Silakan lanjutkan teks di bawah tentang dampak COVID-19 terhadap industri perhotelan, dimulai setelah kalimat terakhirnya.

#### BAGIAN TEKS

Menurut data yang dikeluarkan oleh Dcode EFC Analysis, sektor industri yang paling cepat terdampak COVID-19 adalah industri pariwisata. Beberapa sektor industri yang menjadi bagian dari sektor pariwisata sudah pasti terpengaruh, salah satunya adalah industri perhotelan.
Adanya imbauan pemerintah untuk melakukan physical distancing, larangan kegiatan bersifat mengumpulkan massa, pembatasan sarana transportasi, penutupan beberapa bandara di daerah, serta ketakutan masyarakat untuk melakukan perjalanan mengakibatkan tamu hotel berkurang. Bahkan, ada beberapa hotel yang tidak memperoleh tamu sama sekali.
Dengan berkurangnya tamu, mengakibatkan berkurangnya pendapatan sehingga cash flow terganggu, sementara kewajiban harus tetap dibayarkan, termasuk kewajiban pada pihak ketiga. Hal ini mengakibatkan hotel menempuh beberapa cara untuk mengatasinya, mulai dari pemotongan gaji, pengurangan jumlah karyawan, hingga menghentikan operasionalnya.
Berdasarkan laporan PHRI (Perhimpunan Hotel dan Restoran Indonesia), hingga 6 Maret 2020 telah ada 1.266 hotel di 31 provinsi yang menutup kegiatannya. Provinsi Jawa Barat menyumbangkan jumlah terbesar dengan 320 hotel, diikuti Bali sebanyak 282 hotel, Yogyakarta 98 hotel, dan Jakarta 96 hotel.
Untuk membantu anggotanya agar bisa bertahan menghadapi badai COVID-19, PHRI meminta perhatian pemerintah untuk memberikan bantuan di bidang pajak, keuangan, ketenagakerjaan, gas, listrik, serta pajak dan retribusi daerah. Untuk keringanan pajak, PHRI mengharapkan adanya Relaksasi PPh Pasal 21 untuk membantu likuiditas pekerja dan Relaksasi PPh Pasal 25 untuk memberi ruang likuiditas bagi usaha pariwisata.

########
#### DATA UNTUK DIPERIKSA

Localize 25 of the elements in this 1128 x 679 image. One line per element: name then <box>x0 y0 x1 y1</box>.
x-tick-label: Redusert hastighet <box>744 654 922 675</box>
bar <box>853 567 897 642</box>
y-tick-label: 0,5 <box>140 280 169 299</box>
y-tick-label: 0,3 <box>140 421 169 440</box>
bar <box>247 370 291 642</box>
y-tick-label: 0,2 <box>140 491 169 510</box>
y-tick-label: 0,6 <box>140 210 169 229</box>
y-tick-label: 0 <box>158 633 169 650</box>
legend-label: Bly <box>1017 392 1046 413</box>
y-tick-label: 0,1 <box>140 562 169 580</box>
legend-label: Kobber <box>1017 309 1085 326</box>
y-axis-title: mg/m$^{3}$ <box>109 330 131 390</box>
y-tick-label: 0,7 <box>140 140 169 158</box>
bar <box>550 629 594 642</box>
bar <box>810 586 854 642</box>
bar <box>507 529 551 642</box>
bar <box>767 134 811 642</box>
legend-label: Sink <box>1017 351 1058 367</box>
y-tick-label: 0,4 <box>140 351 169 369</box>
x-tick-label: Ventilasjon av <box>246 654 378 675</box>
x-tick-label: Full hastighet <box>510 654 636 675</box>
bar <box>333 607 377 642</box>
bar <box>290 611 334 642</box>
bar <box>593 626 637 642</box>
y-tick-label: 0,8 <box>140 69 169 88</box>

########

◆ **JAWABAN**
Sementara untuk sektor keuangan yang berhubungan dengan pihak ketiga, yaitu kreditur, diharapkan adanya campur tangan pemerintah sehingga ada penangguhan atau cuti dalam melakukan pembayaran kewajiban perbankan, baik bunga maupun pokok pinjaman, atas fasilitas kredit yang diterima oleh pelaku usaha pariwisata, khususnya hotel dan restoran.
Untuk biaya yang berhubungan dengan ketenagakerjaan, diharapkan adanya pembebasan iuran BPJS (Ketenagakerjaan dan Kesehatan) tanpa pengurangan manfaat untuk jangka waktu satu tahun ke depan, pembebasan kewajiban pelaporan bulanan BPJS (Ketenagakerjaan dan Kesehatan), Bantuan Langsung Tunai (BLT) kepada pekerja, mengganti pelatihan bagi karyawan pada program kartu prakerja dengan uang tunai, pencairan tabungan tunjangan hari tua agar dapat dimanfaatkan dalam situasi dirumahkan, subsidi THR oleh pemerintah, atau pembayaran THR dapat dilakukan saat recovery.
Sementara untuk hal yang menyangkut Pajak & Retribusi Daerah, PHRI berharap para anggotanya dibebaskan dari pembayaran Pajak Bumi dan Bangunan (PBB) tahun 2020, dibebaskan pajak hotel dan restoran untuk sementara waktu, dibebaskan pajak hiburan untuk sementara waktu, adanya diskon Pajak Air Bawah Tanah, diskon terhadap retribusi sampah, dan pembebasan pajak reklame.
Harapan lainnya adalah berhubungan dengan operasional hotel, yaitu adanya diskon tarif gas karena melonjaknya nilai tukar dolar terhadap rupiah, menghilangkan pembayaran listrik menggunakan pembayaran minimum menjadi perhitungan pembayaran mengikuti jumlah jam nyala, menurunkan Faktor Kali Meter (FKM) menjadi 10, serta memberi diskon 50 persen dari tarif per Kwh.